DATA TO USE:
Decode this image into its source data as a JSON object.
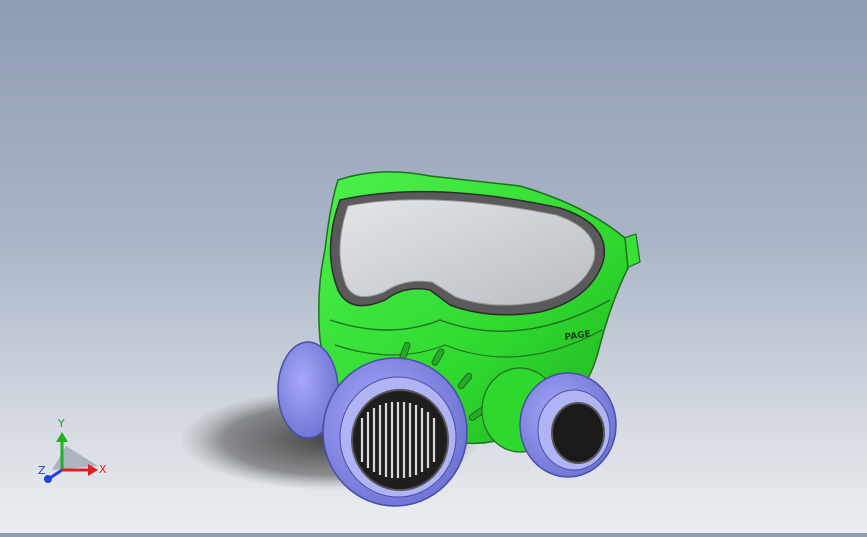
{
  "viewport": {
    "model": "gas-mask",
    "background": {
      "top": "#8e9cb4",
      "bottom": "#eceef1"
    }
  },
  "model_text": {
    "brand": "PAGE"
  },
  "triad": {
    "x_label": "X",
    "y_label": "Y",
    "z_label": "Z",
    "colors": {
      "x": "#e02020",
      "y": "#20b020",
      "z": "#2040e0"
    }
  },
  "colors": {
    "mask_body": "#35e035",
    "mask_outline": "#1f6f1f",
    "filter": "#8a8ff0",
    "filter_dark": "#5559b8",
    "lens": "#cfd3d8",
    "frame": "#8a8a8a"
  }
}
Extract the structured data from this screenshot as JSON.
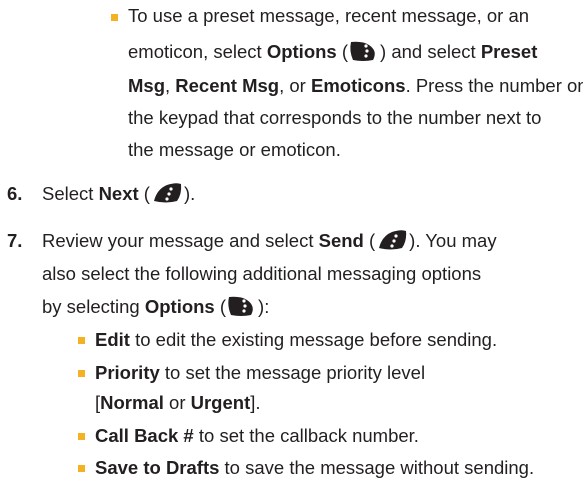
{
  "bullet_preset": {
    "l1": "To use a preset message, recent message, or an",
    "l2_a": "emoticon, select ",
    "l2_options": "Options",
    "l2_open": " (",
    "l2_close": ") and select ",
    "l2_preset": "Preset",
    "l3_msg": "Msg",
    "l3_comma1": ", ",
    "l3_recent": "Recent Msg",
    "l3_or": ", or ",
    "l3_emoticons": "Emoticons",
    "l3_tail": ". Press the number on",
    "l4": "the keypad that corresponds to the number next to",
    "l5": "the message or emoticon."
  },
  "step6": {
    "number": "6.",
    "text_a": "Select ",
    "next": "Next",
    "open": " (",
    "close": ")."
  },
  "step7": {
    "number": "7.",
    "l1_a": "Review your message and select ",
    "send": "Send",
    "l1_open": " (",
    "l1_close": "). You may",
    "l2": "also select the following additional messaging options",
    "l3_a": "by selecting ",
    "options": "Options",
    "l3_open": " (",
    "l3_close": "):"
  },
  "options_list": [
    {
      "term": "Edit",
      "text": " to edit the existing message before sending."
    },
    {
      "term": "Priority",
      "text": " to set the message priority level"
    },
    {
      "term": "Call Back #",
      "text": " to set the callback number."
    },
    {
      "term": "Save to Drafts",
      "text": " to save the message without sending."
    }
  ],
  "priority_cont": {
    "open": "[",
    "normal": "Normal",
    "or": " or ",
    "urgent": "Urgent",
    "close": "]."
  },
  "icons": {
    "right_softkey": "right-softkey-icon",
    "left_softkey": "left-softkey-icon"
  },
  "colors": {
    "text": "#231f20",
    "bullet": "#f4b222",
    "key": "#231f20"
  }
}
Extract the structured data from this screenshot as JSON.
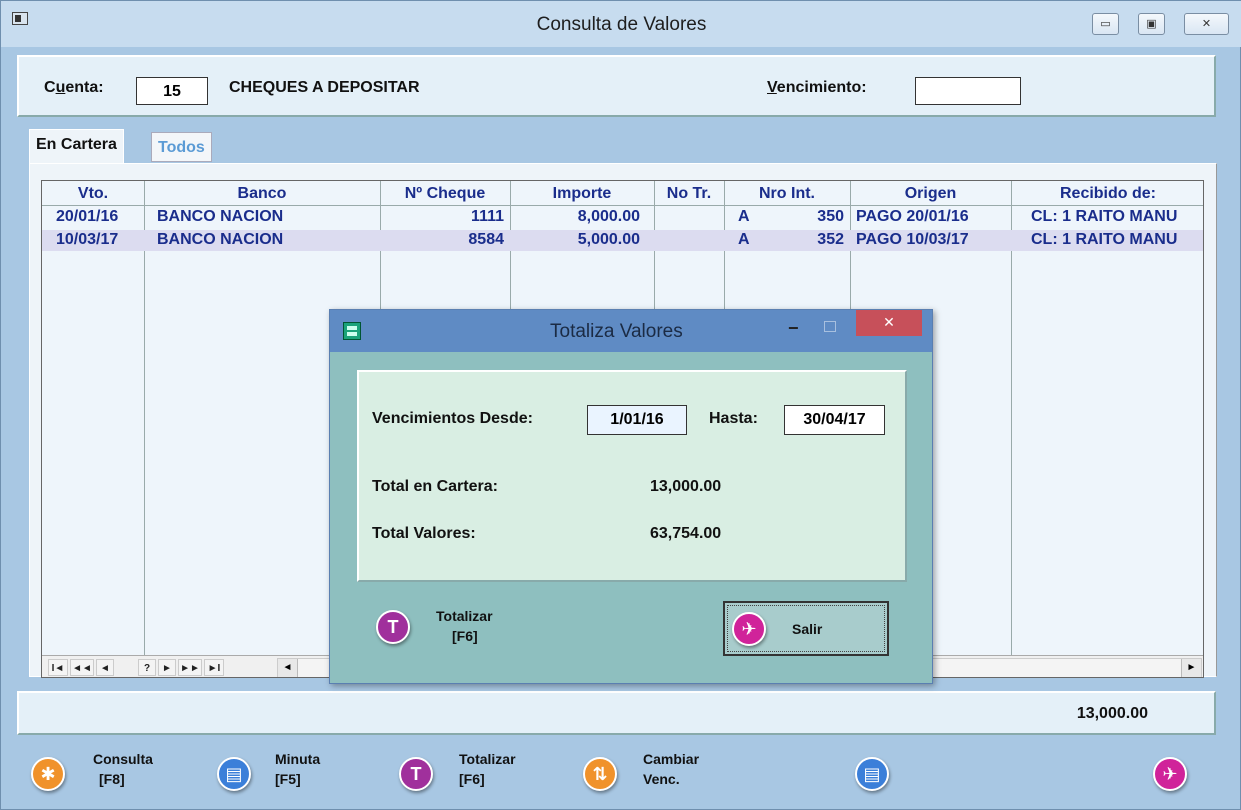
{
  "window": {
    "title": "Consulta de Valores"
  },
  "cuenta": {
    "label": "Cuenta:",
    "label_accel": "u",
    "value": "15",
    "name": "CHEQUES A DEPOSITAR",
    "vencimiento_label": "Vencimiento:",
    "vencimiento_accel": "V",
    "vencimiento_value": ""
  },
  "tabs": [
    {
      "label": "En Cartera",
      "active": true
    },
    {
      "label": "Todos",
      "active": false
    }
  ],
  "grid": {
    "columns": [
      "Vto.",
      "Banco",
      "Nº Cheque",
      "Importe",
      "No Tr.",
      "Nro Int.",
      "Origen",
      "Recibido de:"
    ],
    "rows": [
      {
        "vto": "20/01/16",
        "banco": "BANCO NACION",
        "cheque": "1111",
        "importe": "8,000.00",
        "notr": "",
        "nroint_letter": "A",
        "nroint_num": "350",
        "origen": "PAGO 20/01/16",
        "recibido": "CL: 1 RAITO MANU"
      },
      {
        "vto": "10/03/17",
        "banco": "BANCO NACION",
        "cheque": "8584",
        "importe": "5,000.00",
        "notr": "",
        "nroint_letter": "A",
        "nroint_num": "352",
        "origen": "PAGO 10/03/17",
        "recibido": "CL: 1 RAITO MANU"
      }
    ],
    "nav": [
      "I◄",
      "◄◄",
      "◄",
      "?",
      "►",
      "►►",
      "►I"
    ]
  },
  "footer_total": "13,000.00",
  "toolbar": [
    {
      "line1": "Consulta",
      "line2": "[F8]",
      "icon": "star-icon",
      "color": "#f0922b"
    },
    {
      "line1": "Minuta",
      "line2": "[F5]",
      "icon": "document-icon",
      "color": "#3b7fd9"
    },
    {
      "line1": "Totalizar",
      "line2": "[F6]",
      "icon": "total-icon",
      "color": "#a0309c"
    },
    {
      "line1": "Cambiar",
      "line2": "Venc.",
      "icon": "swap-icon",
      "color": "#f0922b"
    },
    {
      "line1": "",
      "line2": "",
      "icon": "document-icon",
      "color": "#3b7fd9"
    },
    {
      "line1": "",
      "line2": "",
      "icon": "exit-walker-icon",
      "color": "#d0239a"
    }
  ],
  "dialog": {
    "title": "Totaliza Valores",
    "desde_label": "Vencimientos Desde:",
    "desde_value": "1/01/16",
    "hasta_label": "Hasta:",
    "hasta_value": "30/04/17",
    "cartera_label": "Total en Cartera:",
    "cartera_value": "13,000.00",
    "valores_label": "Total Valores:",
    "valores_value": "63,754.00",
    "totalizar_line1": "Totalizar",
    "totalizar_line2": "[F6]",
    "salir_label": "Salir"
  }
}
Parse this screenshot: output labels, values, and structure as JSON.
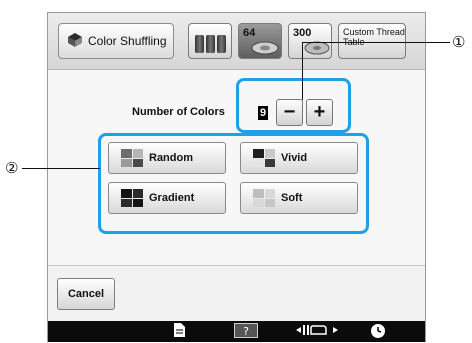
{
  "header": {
    "title": "Color Shuffling",
    "thread_buttons": [
      {
        "label": "",
        "icon": "spools-icon"
      },
      {
        "label": "64",
        "icon": "thread-64-icon",
        "selected": true
      },
      {
        "label": "300",
        "icon": "thread-300-icon"
      },
      {
        "label": "Custom Thread Table",
        "icon": "custom-table-icon"
      }
    ]
  },
  "main": {
    "number_of_colors_label": "Number of Colors",
    "number_of_colors_value": "9",
    "minus_label": "−",
    "plus_label": "+",
    "options": [
      {
        "label": "Random"
      },
      {
        "label": "Vivid"
      },
      {
        "label": "Gradient"
      },
      {
        "label": "Soft"
      }
    ]
  },
  "footer": {
    "cancel_label": "Cancel",
    "bottom_icons": [
      "document-icon",
      "help-icon",
      "presser-foot-icon",
      "clock-icon"
    ]
  },
  "callouts": {
    "one": "①",
    "two": "②"
  },
  "colors": {
    "highlight": "#1ea1e6",
    "bottom_bar": "#0b0b0b"
  }
}
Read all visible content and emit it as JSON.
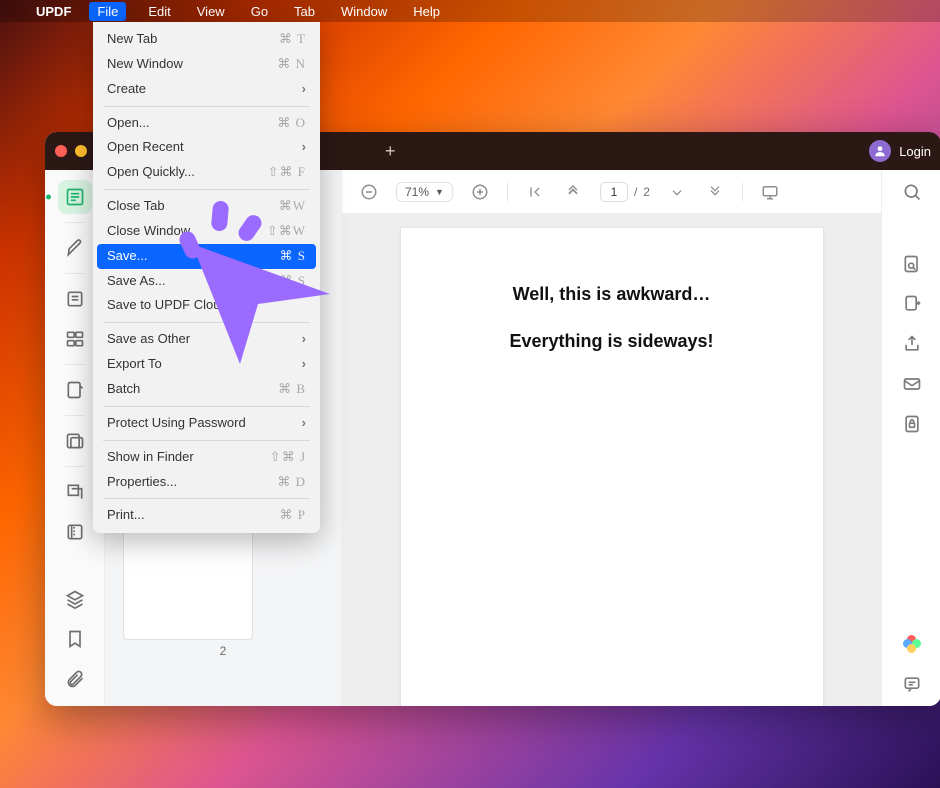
{
  "menubar": {
    "app_name": "UPDF",
    "items": [
      "File",
      "Edit",
      "View",
      "Go",
      "Tab",
      "Window",
      "Help"
    ],
    "active_index": 0
  },
  "file_menu": {
    "groups": [
      [
        {
          "label": "New Tab",
          "shortcut": "⌘ T"
        },
        {
          "label": "New Window",
          "shortcut": "⌘ N"
        },
        {
          "label": "Create",
          "submenu": true
        }
      ],
      [
        {
          "label": "Open...",
          "shortcut": "⌘ O"
        },
        {
          "label": "Open Recent",
          "submenu": true
        },
        {
          "label": "Open Quickly...",
          "shortcut": "⇧⌘ F"
        }
      ],
      [
        {
          "label": "Close Tab",
          "shortcut": "⌘W"
        },
        {
          "label": "Close Window",
          "shortcut": "⇧⌘W"
        },
        {
          "label": "Save...",
          "shortcut": "⌘ S",
          "selected": true
        },
        {
          "label": "Save As...",
          "shortcut": "⇧⌘ S"
        },
        {
          "label": "Save to UPDF Cloud"
        }
      ],
      [
        {
          "label": "Save as Other",
          "submenu": true
        },
        {
          "label": "Export To",
          "submenu": true
        },
        {
          "label": "Batch",
          "shortcut": "⌘ B"
        }
      ],
      [
        {
          "label": "Protect Using Password",
          "submenu": true
        }
      ],
      [
        {
          "label": "Show in Finder",
          "shortcut": "⇧⌘ J"
        },
        {
          "label": "Properties...",
          "shortcut": "⌘ D"
        }
      ],
      [
        {
          "label": "Print...",
          "shortcut": "⌘ P"
        }
      ]
    ]
  },
  "window": {
    "login_label": "Login",
    "toolbar": {
      "zoom_level": "71%",
      "page_current": "1",
      "page_separator": "/",
      "page_total": "2"
    },
    "thumbnails": {
      "page_2_label": "2"
    },
    "document": {
      "line1": "Well, this is awkward…",
      "line2": "Everything is sideways!"
    }
  }
}
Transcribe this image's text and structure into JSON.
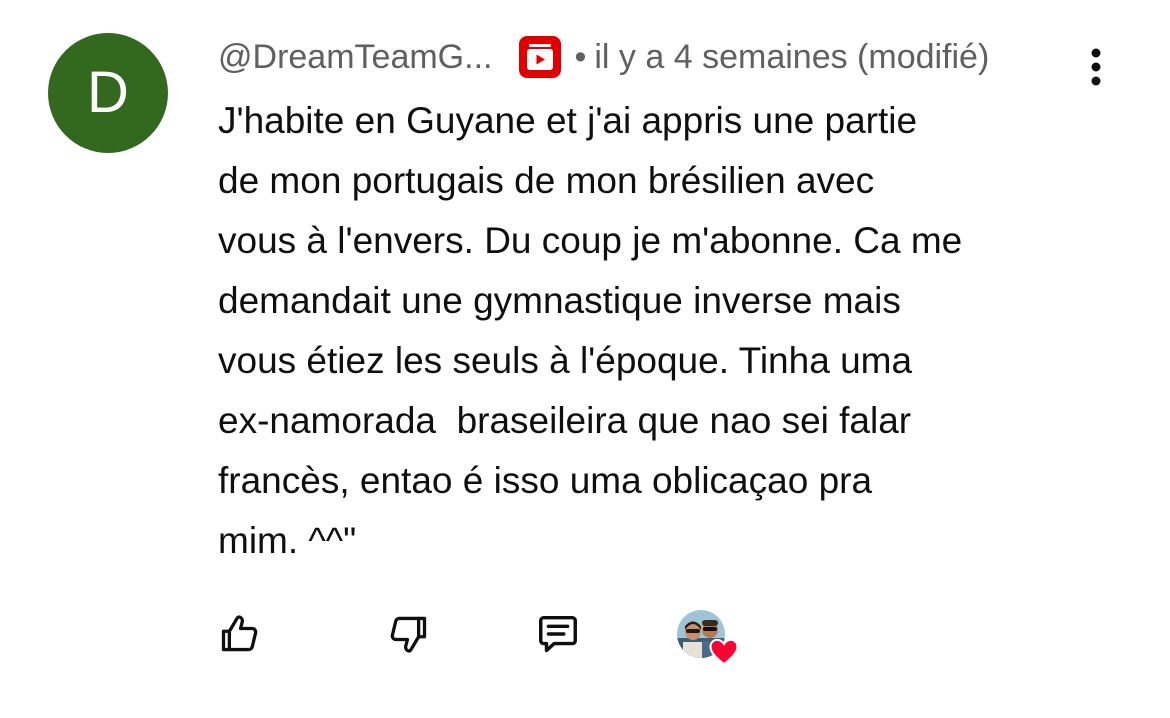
{
  "comment": {
    "avatar_letter": "D",
    "avatar_color": "#33691e",
    "handle": "@DreamTeamG...",
    "badge_icon": "member-badge-icon",
    "separator": "•",
    "timestamp": "il y a 4 semaines (modifié)",
    "text": "J'habite en Guyane et j'ai appris une partie\nde mon portugais de mon brésilien avec\nvous à l'envers. Du coup je m'abonne. Ca me\ndemandait une gymnastique inverse mais\nvous étiez les seuls à l'époque. Tinha uma\nex-namorada  braseileira que nao sei falar\nfrancès, entao é isso uma oblicaçao pra\nmim. ^^\""
  },
  "actions": {
    "like_icon": "thumb-up-icon",
    "dislike_icon": "thumb-down-icon",
    "reply_icon": "comment-reply-icon",
    "creator_heart_icon": "heart-icon",
    "heart_color": "#ff0033"
  },
  "colors": {
    "badge_red": "#e00000",
    "meta_gray": "#606060",
    "text": "#0f0f0f"
  }
}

EXERCISE: Going through the lines above one by one, tally those with the word "this" and give only the total.

COMPLETE OUTPUT: 6